** START Material for the task **
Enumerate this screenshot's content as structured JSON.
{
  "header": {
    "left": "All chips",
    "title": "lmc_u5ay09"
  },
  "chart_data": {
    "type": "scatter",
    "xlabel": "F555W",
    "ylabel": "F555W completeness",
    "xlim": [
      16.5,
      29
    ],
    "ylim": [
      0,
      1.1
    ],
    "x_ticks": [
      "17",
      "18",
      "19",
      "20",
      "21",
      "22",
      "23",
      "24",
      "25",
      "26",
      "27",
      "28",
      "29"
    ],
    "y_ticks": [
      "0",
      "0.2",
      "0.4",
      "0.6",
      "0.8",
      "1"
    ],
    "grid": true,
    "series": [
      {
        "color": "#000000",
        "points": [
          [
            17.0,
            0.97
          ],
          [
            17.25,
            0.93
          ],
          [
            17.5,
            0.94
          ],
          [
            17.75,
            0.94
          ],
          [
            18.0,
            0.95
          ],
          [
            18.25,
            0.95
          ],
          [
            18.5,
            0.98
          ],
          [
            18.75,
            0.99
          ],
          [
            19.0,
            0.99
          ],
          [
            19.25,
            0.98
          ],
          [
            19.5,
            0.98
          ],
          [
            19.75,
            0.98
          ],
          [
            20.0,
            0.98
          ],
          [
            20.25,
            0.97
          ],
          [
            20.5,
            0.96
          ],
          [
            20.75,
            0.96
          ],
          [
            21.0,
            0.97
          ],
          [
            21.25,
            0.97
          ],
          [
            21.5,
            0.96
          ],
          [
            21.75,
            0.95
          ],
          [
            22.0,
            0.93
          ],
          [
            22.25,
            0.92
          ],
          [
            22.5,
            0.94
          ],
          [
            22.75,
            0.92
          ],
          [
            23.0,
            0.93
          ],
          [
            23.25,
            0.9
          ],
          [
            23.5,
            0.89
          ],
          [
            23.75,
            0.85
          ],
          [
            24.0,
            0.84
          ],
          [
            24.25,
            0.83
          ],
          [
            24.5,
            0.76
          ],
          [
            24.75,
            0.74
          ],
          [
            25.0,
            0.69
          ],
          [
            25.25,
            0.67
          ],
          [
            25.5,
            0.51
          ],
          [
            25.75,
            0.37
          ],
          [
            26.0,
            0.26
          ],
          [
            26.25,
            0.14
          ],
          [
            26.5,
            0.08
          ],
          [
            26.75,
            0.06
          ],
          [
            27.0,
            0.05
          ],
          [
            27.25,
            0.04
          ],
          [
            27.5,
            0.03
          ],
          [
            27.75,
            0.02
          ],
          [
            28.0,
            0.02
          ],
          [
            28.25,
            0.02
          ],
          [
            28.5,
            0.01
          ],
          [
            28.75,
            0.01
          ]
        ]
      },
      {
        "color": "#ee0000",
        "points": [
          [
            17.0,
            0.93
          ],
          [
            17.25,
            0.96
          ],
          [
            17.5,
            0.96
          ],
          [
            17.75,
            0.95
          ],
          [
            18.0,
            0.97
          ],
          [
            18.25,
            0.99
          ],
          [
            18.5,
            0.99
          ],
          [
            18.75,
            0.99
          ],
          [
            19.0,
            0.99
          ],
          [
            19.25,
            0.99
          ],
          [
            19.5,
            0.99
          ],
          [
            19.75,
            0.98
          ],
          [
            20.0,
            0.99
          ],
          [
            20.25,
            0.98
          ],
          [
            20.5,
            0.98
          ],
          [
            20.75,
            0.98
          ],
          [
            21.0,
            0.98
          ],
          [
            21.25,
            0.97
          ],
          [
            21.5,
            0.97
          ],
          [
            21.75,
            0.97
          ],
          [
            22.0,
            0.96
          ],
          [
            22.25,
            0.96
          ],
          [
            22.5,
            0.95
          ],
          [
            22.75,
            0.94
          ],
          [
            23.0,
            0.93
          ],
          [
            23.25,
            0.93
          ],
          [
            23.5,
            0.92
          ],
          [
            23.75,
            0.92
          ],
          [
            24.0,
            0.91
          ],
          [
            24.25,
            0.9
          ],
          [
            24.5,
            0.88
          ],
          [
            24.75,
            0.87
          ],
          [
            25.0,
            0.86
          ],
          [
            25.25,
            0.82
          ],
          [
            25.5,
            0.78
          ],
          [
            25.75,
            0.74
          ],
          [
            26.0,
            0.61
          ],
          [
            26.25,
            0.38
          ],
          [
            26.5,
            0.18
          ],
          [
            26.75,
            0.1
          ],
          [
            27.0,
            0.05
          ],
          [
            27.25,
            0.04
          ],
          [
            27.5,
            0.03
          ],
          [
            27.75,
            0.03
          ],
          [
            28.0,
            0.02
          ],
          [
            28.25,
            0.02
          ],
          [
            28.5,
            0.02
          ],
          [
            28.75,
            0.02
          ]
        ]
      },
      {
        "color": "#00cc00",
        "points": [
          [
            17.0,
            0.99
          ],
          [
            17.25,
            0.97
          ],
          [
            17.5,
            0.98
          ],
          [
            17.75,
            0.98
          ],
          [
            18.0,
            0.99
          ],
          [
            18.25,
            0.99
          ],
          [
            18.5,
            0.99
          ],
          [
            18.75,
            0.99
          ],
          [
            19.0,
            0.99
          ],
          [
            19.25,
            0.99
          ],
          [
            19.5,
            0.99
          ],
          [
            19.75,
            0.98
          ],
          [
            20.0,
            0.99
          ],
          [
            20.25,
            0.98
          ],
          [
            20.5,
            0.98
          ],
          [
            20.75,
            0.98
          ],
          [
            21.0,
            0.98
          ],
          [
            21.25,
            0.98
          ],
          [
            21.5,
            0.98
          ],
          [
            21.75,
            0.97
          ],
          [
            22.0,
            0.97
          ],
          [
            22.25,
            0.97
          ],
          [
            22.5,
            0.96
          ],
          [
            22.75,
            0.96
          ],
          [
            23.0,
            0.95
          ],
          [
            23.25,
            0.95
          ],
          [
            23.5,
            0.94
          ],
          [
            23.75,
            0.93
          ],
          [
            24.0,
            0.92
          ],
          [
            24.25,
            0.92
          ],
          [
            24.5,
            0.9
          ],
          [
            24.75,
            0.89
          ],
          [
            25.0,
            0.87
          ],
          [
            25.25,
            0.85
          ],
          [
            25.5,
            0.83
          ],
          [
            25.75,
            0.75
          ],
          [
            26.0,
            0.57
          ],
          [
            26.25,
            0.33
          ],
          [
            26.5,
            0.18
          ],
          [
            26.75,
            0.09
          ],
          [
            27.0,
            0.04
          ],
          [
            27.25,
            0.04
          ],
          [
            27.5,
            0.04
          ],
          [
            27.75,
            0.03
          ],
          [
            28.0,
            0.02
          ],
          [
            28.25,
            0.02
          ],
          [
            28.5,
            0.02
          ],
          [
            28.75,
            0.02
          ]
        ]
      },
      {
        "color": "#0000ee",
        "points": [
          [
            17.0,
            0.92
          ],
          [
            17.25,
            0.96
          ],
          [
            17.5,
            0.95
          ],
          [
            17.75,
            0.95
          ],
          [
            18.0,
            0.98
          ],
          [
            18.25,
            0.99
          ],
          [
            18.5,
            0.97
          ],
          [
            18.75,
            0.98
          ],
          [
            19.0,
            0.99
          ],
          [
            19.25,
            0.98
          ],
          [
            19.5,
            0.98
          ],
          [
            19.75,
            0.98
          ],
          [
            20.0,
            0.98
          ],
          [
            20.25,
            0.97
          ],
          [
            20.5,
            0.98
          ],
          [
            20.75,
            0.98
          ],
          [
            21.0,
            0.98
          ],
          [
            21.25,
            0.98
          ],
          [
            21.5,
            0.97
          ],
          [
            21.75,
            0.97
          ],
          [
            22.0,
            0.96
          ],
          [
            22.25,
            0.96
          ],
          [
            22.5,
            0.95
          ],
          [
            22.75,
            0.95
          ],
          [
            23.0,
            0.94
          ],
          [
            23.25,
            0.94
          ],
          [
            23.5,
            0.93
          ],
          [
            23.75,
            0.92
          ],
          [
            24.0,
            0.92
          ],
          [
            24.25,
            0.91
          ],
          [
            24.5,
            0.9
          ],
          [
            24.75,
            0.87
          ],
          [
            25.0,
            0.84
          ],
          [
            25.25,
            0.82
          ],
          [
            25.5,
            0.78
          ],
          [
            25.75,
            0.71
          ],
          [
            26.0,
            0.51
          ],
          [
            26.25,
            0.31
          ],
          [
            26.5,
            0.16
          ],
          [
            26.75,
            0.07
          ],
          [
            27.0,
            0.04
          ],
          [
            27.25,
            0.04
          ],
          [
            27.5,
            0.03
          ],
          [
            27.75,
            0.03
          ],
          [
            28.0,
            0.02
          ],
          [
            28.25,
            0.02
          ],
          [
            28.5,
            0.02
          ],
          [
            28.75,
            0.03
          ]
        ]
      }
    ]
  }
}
** END Material for the task **
• [Exercise goal]: List all lines holding the string "color".

• [Exercise output]:
        "color": "#000000",
        "color": "#ee0000",
        "color": "#00cc00",
        "color": "#0000ee",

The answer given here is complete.